● **Material for this task**:
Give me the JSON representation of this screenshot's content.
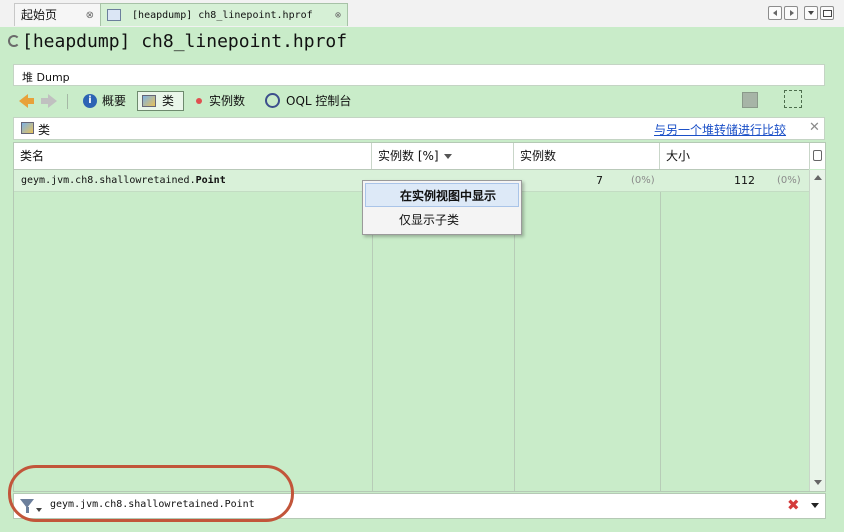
{
  "tabs": [
    {
      "label": "起始页",
      "close": "⊗"
    },
    {
      "label": "[heapdump] ch8_linepoint.hprof",
      "close": "⊗"
    }
  ],
  "document": {
    "title": "[heapdump] ch8_linepoint.hprof",
    "breadcrumb": "堆 Dump"
  },
  "toolbar": {
    "summary": "概要",
    "classes": "类",
    "instances": "实例数",
    "oql": "OQL 控制台"
  },
  "section": {
    "title": "类",
    "compare_link": "与另一个堆转储进行比较",
    "close": "✕"
  },
  "table": {
    "headers": {
      "name": "类名",
      "instances_pct": "实例数 [%]",
      "instances": "实例数",
      "size": "大小"
    },
    "rows": [
      {
        "name_prefix": "geym.jvm.ch8.shallowretained.",
        "name_class": "Point",
        "instances": "7",
        "instances_pct": "(0%)",
        "size": "112",
        "size_pct": "(0%)"
      }
    ]
  },
  "context_menu": {
    "items": [
      "在实例视图中显示",
      "仅显示子类"
    ]
  },
  "filter": {
    "value": "geym.jvm.ch8.shallowretained.Point",
    "clear": "✖"
  },
  "colors": {
    "panel": "#c9ecc9",
    "highlight_ring": "#c2553a",
    "link": "#1a4fc7"
  }
}
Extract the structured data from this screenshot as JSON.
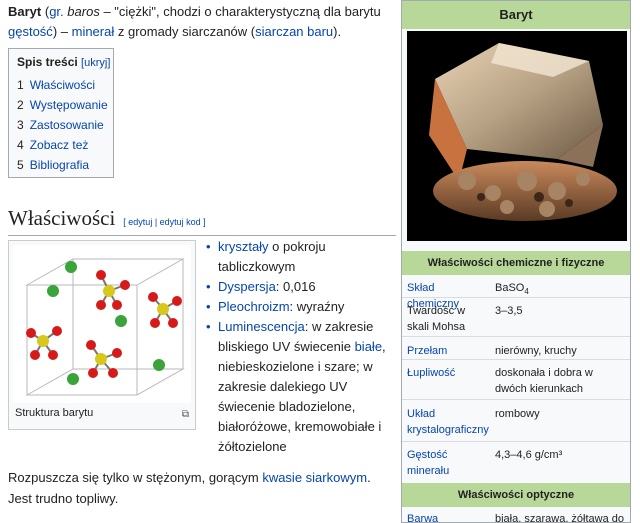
{
  "intro": {
    "term": "Baryt",
    "etym_open": " (",
    "etym_gr": "gr.",
    "etym_space": " ",
    "etym_word": "baros",
    "etym_rest": " – \"ciężki\", chodzi o charakterystyczną dla barytu",
    "gestosc": "gęstość",
    "rest1": ") – ",
    "mineral": "minerał",
    "rest2": " z gromady siarczanów (",
    "siarczan": "siarczan baru",
    "rest3": ")."
  },
  "toc": {
    "title": "Spis treści",
    "hide": "[ukryj]",
    "items": [
      {
        "num": "1",
        "label": "Właściwości"
      },
      {
        "num": "2",
        "label": "Występowanie"
      },
      {
        "num": "3",
        "label": "Zastosowanie"
      },
      {
        "num": "4",
        "label": "Zobacz też"
      },
      {
        "num": "5",
        "label": "Bibliografia"
      }
    ]
  },
  "section": {
    "title": "Właściwości",
    "edit": "[ edytuj | edytuj kod ]"
  },
  "thumb": {
    "caption": "Struktura barytu",
    "enlarge": "⧉"
  },
  "props": {
    "p1_link": "kryształy",
    "p1_text": " o pokroju tabliczkowym",
    "p2_link": "Dyspersja",
    "p2_text": ": 0,016",
    "p3_link": "Pleochroizm",
    "p3_text": ": wyraźny",
    "p4_link": "Luminescencja",
    "p4_text_a": ": w zakresie bliskiego UV świecenie ",
    "p4_link2": "białe",
    "p4_text_b": ", niebieskozielone i szare; w zakresie dalekiego UV świecenie bladozielone, białoróżowe, kremowobiałe i żółtozielone"
  },
  "para": {
    "text_a": "Rozpuszcza się tylko w stężonym, gorącym ",
    "link": "kwasie siarkowym",
    "text_b": ". Jest trudno topliwy."
  },
  "infobox": {
    "title": "Baryt",
    "sec_chem": "Właściwości chemiczne i fizyczne",
    "rows": [
      {
        "k": "Skład chemiczny",
        "v": "BaSO4"
      },
      {
        "k": "Twardość w skali Mohsa",
        "v": "3–3,5"
      },
      {
        "k": "Przełam",
        "v": "nierówny, kruchy"
      },
      {
        "k": "Łupliwość",
        "v": "doskonała i dobra w dwóch kierunkach"
      },
      {
        "k": "Układ krystalograficzny",
        "v": "rombowy"
      },
      {
        "k": "Gęstość minerału",
        "v": "4,3–4,6 g/cm³"
      }
    ],
    "sec_opt": "Właściwości optyczne",
    "opt_rows": [
      {
        "k": "Barwa",
        "v": "biała, szarawa, żółtawa do"
      }
    ]
  },
  "colors": {
    "link": "#0645ad",
    "infobox_header": "#b8d89a",
    "barium": "#3aa33a",
    "sulfur": "#d8c81c",
    "oxygen": "#d61a1a"
  }
}
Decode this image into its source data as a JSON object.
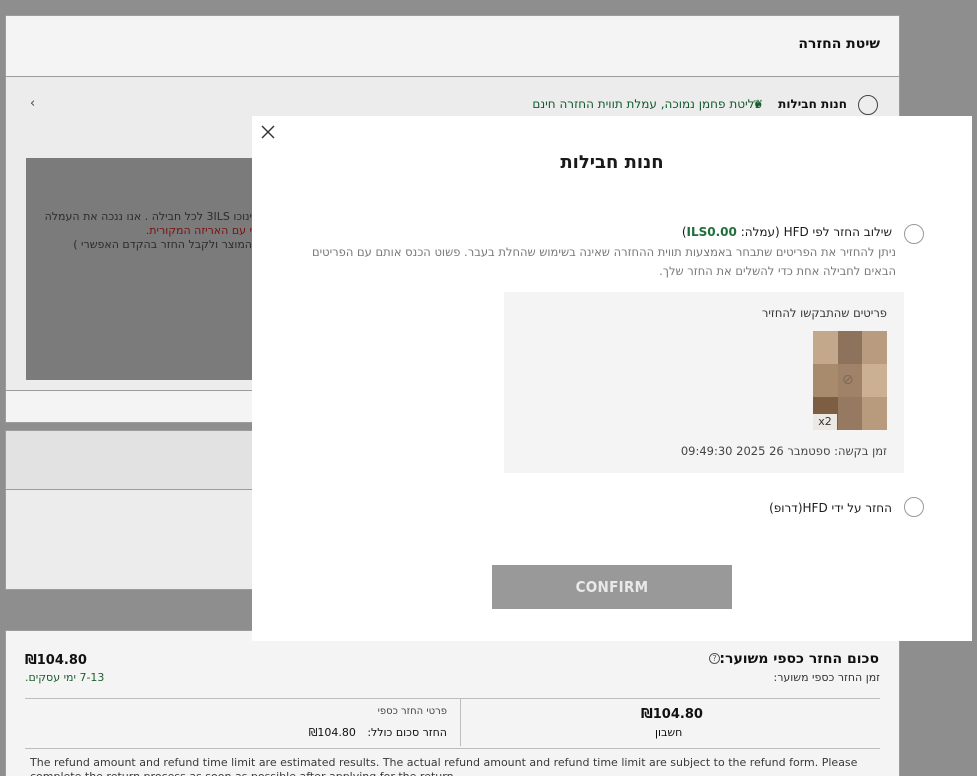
{
  "background": {
    "section_title": "שיטת החזרה",
    "option_label": "חנות חבילות",
    "option_note": "פליטת פחמן נמוכה, עמלת תווית החזרה חינם",
    "info_line_1": "ינוכו 3ILS לכל חבילה . אנו ננכה את העמלה",
    "info_line_2": "י עם האריזה המקורית.",
    "info_line_3": "המוצר ולקבל החזר בהקדם האפשרי )",
    "refund_title": "סכום החזר כספי משוער:",
    "refund_subtitle": "זמן החזר כספי משוער:",
    "refund_amount": "₪104.80",
    "refund_days": "7-13 ימי עסקים.",
    "account_amount": "₪104.80",
    "account_label": "חשבון",
    "details_heading": "פרטי החזר כספי",
    "details_total_label": "החזר סכום כולל:",
    "details_total_value": "₪104.80",
    "disclaimer": "The refund amount and refund time limit are estimated results. The actual refund amount and refund time limit are subject to the refund form. Please complete the return process as soon as possible after applying for the return."
  },
  "modal": {
    "title": "חנות חבילות",
    "close_icon": "close-icon",
    "option1": {
      "label_prefix": "שילוב החזר לפי HFD (עמלה: ",
      "fee": "ILS0.00",
      "label_suffix": ")",
      "description": "ניתן להחזיר את הפריטים שתבחר באמצעות תווית ההחזרה שאינה בשימוש שהחלת בעבר. פשוט הכנס אותם עם הפריטים הבאים לחבילה אחת כדי להשלים את החזר שלך."
    },
    "items": {
      "title": "פריטים שהתבקשו להחזיר",
      "quantity": "x2",
      "request_time": "זמן בקשה: ספטמבר 26 2025 09:49:30"
    },
    "option2": {
      "label": "החזר על ידי HFD(דרופ)"
    },
    "confirm_label": "CONFIRM"
  },
  "colors": {
    "overlay_bg": "#8e8e8e",
    "accent_green": "#1f6f3c",
    "confirm_disabled": "#999999"
  }
}
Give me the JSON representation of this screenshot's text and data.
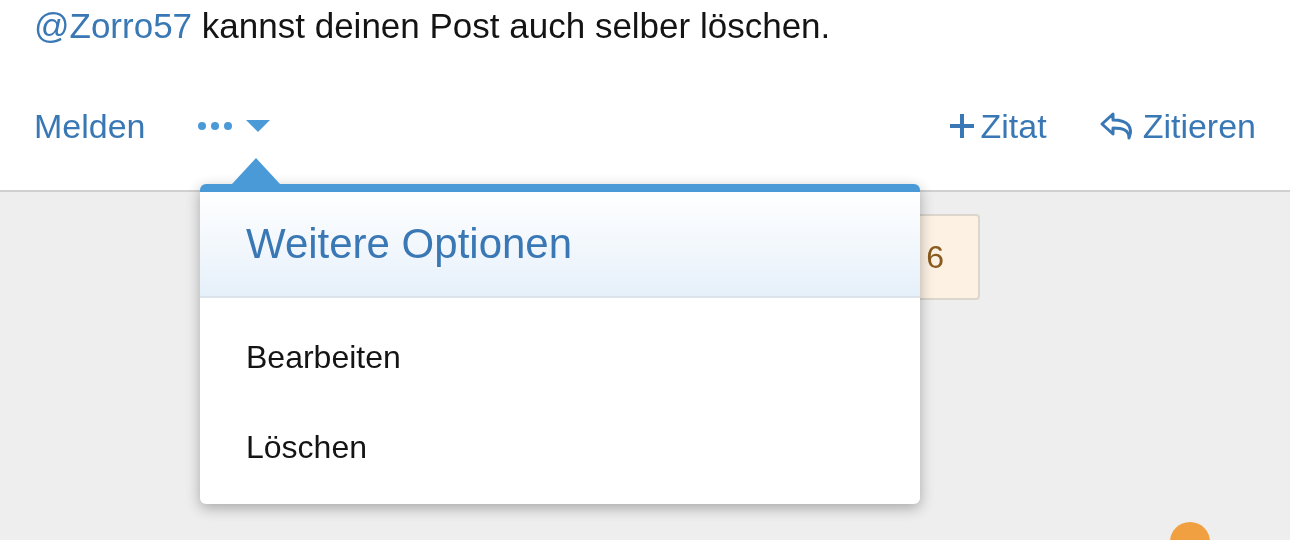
{
  "post": {
    "mention": "@Zorro57",
    "text": "kannst deinen Post auch selber löschen."
  },
  "actions": {
    "left": [
      {
        "kind": "link",
        "label": "Melden"
      },
      {
        "kind": "more",
        "expanded": true
      }
    ],
    "right": [
      {
        "kind": "multiquote",
        "label": "Zitat"
      },
      {
        "kind": "reply",
        "label": "Zitieren"
      }
    ]
  },
  "badge": {
    "text": "6"
  },
  "menu": {
    "title": "Weitere Optionen",
    "items": [
      {
        "label": "Bearbeiten"
      },
      {
        "label": "Löschen"
      }
    ]
  }
}
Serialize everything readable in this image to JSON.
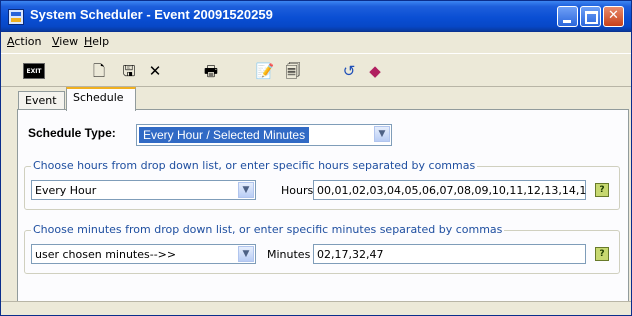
{
  "window": {
    "title": "System Scheduler - Event 20091520259"
  },
  "menu": {
    "items": [
      {
        "underline": "A",
        "rest": "ction"
      },
      {
        "underline": "V",
        "rest": "iew"
      },
      {
        "underline": "H",
        "rest": "elp"
      }
    ]
  },
  "toolbar": {
    "exit_label": "EXIT",
    "buttons": [
      "new-document-icon",
      "save-icon",
      "delete-icon",
      "print-icon",
      "edit-icon",
      "properties-icon",
      "refresh-icon",
      "erase-icon"
    ]
  },
  "tabs": [
    {
      "label": "Event"
    },
    {
      "label": "Schedule",
      "active": true
    }
  ],
  "schedule": {
    "type_label": "Schedule Type:",
    "type_value": "Every Hour / Selected Minutes"
  },
  "hours": {
    "legend": "Choose hours from drop down list, or enter specific hours separated by commas",
    "dropdown_value": "Every Hour",
    "field_label": "Hours",
    "field_value": "00,01,02,03,04,05,06,07,08,09,10,11,12,13,14,1"
  },
  "minutes": {
    "legend": "Choose minutes from drop down list, or enter specific minutes separated by commas",
    "dropdown_value": "user chosen minutes-->>",
    "field_label": "Minutes",
    "field_value": "02,17,32,47"
  },
  "colors": {
    "titlebar": "#0a4fd4",
    "selection": "#316ac5",
    "window_bg": "#ece9d8",
    "panel_bg": "#fcfcfe",
    "legend_text": "#1f4fa0"
  }
}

● **Prompt**:
Give every line of the material that includes the string "list".

● **Task solution**:
    "legend": "Choose hours from drop down list, or enter specific hours separated by commas",
    "legend": "Choose minutes from drop down list, or enter specific minutes separated by commas",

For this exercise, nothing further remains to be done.